Task instructions: Could you extract every entry below and reproduce it exactly?

━━━━

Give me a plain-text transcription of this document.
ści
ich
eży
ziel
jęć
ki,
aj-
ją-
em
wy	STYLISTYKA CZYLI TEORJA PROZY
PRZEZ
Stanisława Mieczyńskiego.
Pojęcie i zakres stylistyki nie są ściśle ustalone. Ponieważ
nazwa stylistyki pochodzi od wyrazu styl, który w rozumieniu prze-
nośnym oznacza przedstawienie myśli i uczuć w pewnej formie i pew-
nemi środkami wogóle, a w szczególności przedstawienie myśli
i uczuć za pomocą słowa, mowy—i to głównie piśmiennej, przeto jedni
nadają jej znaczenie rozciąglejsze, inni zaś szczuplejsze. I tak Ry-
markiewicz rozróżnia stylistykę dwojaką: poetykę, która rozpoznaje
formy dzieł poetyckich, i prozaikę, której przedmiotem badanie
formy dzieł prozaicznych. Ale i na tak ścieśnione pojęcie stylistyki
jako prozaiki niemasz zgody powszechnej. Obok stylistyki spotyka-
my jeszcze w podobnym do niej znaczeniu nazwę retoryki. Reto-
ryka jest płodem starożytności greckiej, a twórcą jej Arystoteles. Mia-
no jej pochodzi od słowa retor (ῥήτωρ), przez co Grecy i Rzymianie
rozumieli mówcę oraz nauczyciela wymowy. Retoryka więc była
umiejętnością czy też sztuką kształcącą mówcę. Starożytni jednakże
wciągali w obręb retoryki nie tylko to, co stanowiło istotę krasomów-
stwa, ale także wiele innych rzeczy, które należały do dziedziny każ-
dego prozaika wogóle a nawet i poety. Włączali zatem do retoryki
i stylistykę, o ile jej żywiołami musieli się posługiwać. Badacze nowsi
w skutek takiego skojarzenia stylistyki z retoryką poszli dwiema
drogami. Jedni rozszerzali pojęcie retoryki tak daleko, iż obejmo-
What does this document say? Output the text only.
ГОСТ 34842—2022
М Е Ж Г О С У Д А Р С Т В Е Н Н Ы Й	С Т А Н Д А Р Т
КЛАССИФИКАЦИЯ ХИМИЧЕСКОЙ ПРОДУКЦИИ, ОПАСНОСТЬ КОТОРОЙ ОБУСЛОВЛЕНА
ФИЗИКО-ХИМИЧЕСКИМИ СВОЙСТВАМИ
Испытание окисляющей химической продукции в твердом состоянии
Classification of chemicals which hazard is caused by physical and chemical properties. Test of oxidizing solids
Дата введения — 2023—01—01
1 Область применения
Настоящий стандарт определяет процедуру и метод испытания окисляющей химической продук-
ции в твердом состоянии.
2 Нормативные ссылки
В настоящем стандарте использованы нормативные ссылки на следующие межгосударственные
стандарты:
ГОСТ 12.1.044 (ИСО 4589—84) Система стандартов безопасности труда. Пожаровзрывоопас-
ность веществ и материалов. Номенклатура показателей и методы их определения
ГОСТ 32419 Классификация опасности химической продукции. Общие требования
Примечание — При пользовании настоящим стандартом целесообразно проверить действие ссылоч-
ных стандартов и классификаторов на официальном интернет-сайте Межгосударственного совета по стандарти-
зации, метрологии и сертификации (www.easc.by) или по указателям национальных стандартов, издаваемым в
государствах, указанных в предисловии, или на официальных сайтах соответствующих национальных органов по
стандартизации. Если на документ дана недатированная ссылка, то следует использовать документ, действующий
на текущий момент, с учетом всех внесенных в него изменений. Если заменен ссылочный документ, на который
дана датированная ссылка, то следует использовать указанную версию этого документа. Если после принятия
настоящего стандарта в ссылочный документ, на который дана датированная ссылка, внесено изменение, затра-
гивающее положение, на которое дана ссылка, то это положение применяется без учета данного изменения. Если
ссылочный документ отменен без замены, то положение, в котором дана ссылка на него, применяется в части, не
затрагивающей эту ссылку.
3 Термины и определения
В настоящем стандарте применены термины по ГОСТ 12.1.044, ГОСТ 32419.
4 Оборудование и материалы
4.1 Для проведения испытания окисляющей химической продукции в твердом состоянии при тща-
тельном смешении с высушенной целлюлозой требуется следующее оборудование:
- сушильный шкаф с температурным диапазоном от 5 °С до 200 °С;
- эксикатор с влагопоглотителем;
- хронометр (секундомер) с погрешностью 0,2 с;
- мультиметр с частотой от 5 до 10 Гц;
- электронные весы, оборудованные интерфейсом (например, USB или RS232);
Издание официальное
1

━━━━

Answer for this exercise:
Give me a plain-text transcription of this document.
ści
ich
eży
ziel
jęć
ki,
aj-
ją-
em
wy	STYLISTYKA CZYLI TEORJA PROZY
PRZEZ
Stanisława Mieczyńskiego.
Pojęcie i zakres stylistyki nie są ściśle ustalone. Ponieważ
nazwa stylistyki pochodzi od wyrazu styl, który w rozumieniu prze-
nośnym oznacza przedstawienie myśli i uczuć w pewnej formie i pew-
nemi środkami wogóle, a w szczególności przedstawienie myśli
i uczuć za pomocą słowa, mowy—i to głównie piśmiennej, przeto jedni
nadają jej znaczenie rozciąglejsze, inni zaś szczuplejsze. I tak Ry-
markiewicz rozróżnia stylistykę dwojaką: poetykę, która rozpoznaje
formy dzieł poetyckich, i prozaikę, której przedmiotem badanie
formy dzieł prozaicznych. Ale i na tak ścieśnione pojęcie stylistyki
jako prozaiki niemasz zgody powszechnej. Obok stylistyki spotyka-
my jeszcze w podobnym do niej znaczeniu nazwę retoryki. Reto-
ryka jest płodem starożytności greckiej, a twórcą jej Arystoteles. Mia-
no jej pochodzi od słowa retor (ῥήτωρ), przez co Grecy i Rzymianie
rozumieli mówcę oraz nauczyciela wymowy. Retoryka więc była
umiejętnością czy też sztuką kształcącą mówcę. Starożytni jednakże
wciągali w obręb retoryki nie tylko to, co stanowiło istotę krasomów-
stwa, ale także wiele innych rzeczy, które należały do dziedziny każ-
dego prozaika wogóle a nawet i poety. Włączali zatem do retoryki
i stylistykę, o ile jej żywiołami musieli się posługiwać. Badacze nowsi
w skutek takiego skojarzenia stylistyki z retoryką poszli dwiema
drogami. Jedni rozszerzali pojęcie retoryki tak daleko, iż obejmo-
What does this document say? Output the text only.
ГОСТ 34842—2022
М Е Ж Г О С У Д А Р С Т В Е Н Н Ы Й	С Т А Н Д А Р Т
КЛАССИФИКАЦИЯ ХИМИЧЕСКОЙ ПРОДУКЦИИ, ОПАСНОСТЬ КОТОРОЙ ОБУСЛОВЛЕНА
ФИЗИКО-ХИМИЧЕСКИМИ СВОЙСТВАМИ
Испытание окисляющей химической продукции в твердом состоянии
Classification of chemicals which hazard is caused by physical and chemical properties. Test of oxidizing solids
Дата введения — 2023—01—01
1 Область применения
Настоящий стандарт определяет процедуру и метод испытания окисляющей химической продук-
ции в твердом состоянии.
2 Нормативные ссылки
В настоящем стандарте использованы нормативные ссылки на следующие межгосударственные
стандарты:
ГОСТ 12.1.044 (ИСО 4589—84) Система стандартов безопасности труда. Пожаровзрывоопас-
ность веществ и материалов. Номенклатура показателей и методы их определения
ГОСТ 32419 Классификация опасности химической продукции. Общие требования
Примечание — При пользовании настоящим стандартом целесообразно проверить действие ссылоч-
ных стандартов и классификаторов на официальном интернет-сайте Межгосударственного совета по стандарти-
зации, метрологии и сертификации (www.easc.by) или по указателям национальных стандартов, издаваемым в
государствах, указанных в предисловии, или на официальных сайтах соответствующих национальных органов по
стандартизации. Если на документ дана недатированная ссылка, то следует использовать документ, действующий
на текущий момент, с учетом всех внесенных в него изменений. Если заменен ссылочный документ, на который
дана датированная ссылка, то следует использовать указанную версию этого документа. Если после принятия
настоящего стандарта в ссылочный документ, на который дана датированная ссылка, внесено изменение, затра-
гивающее положение, на которое дана ссылка, то это положение применяется без учета данного изменения. Если
ссылочный документ отменен без замены, то положение, в котором дана ссылка на него, применяется в части, не
затрагивающей эту ссылку.
3 Термины и определения
В настоящем стандарте применены термины по ГОСТ 12.1.044, ГОСТ 32419.
4 Оборудование и материалы
4.1 Для проведения испытания окисляющей химической продукции в твердом состоянии при тща-
тельном смешении с высушенной целлюлозой требуется следующее оборудование:
- сушильный шкаф с температурным диапазоном от 5 °С до 200 °С;
- эксикатор с влагопоглотителем;
- хронометр (секундомер) с погрешностью 0,2 с;
- мультиметр с частотой от 5 до 10 Гц;
- электронные весы, оборудованные интерфейсом (например, USB или RS232);
Издание официальное
1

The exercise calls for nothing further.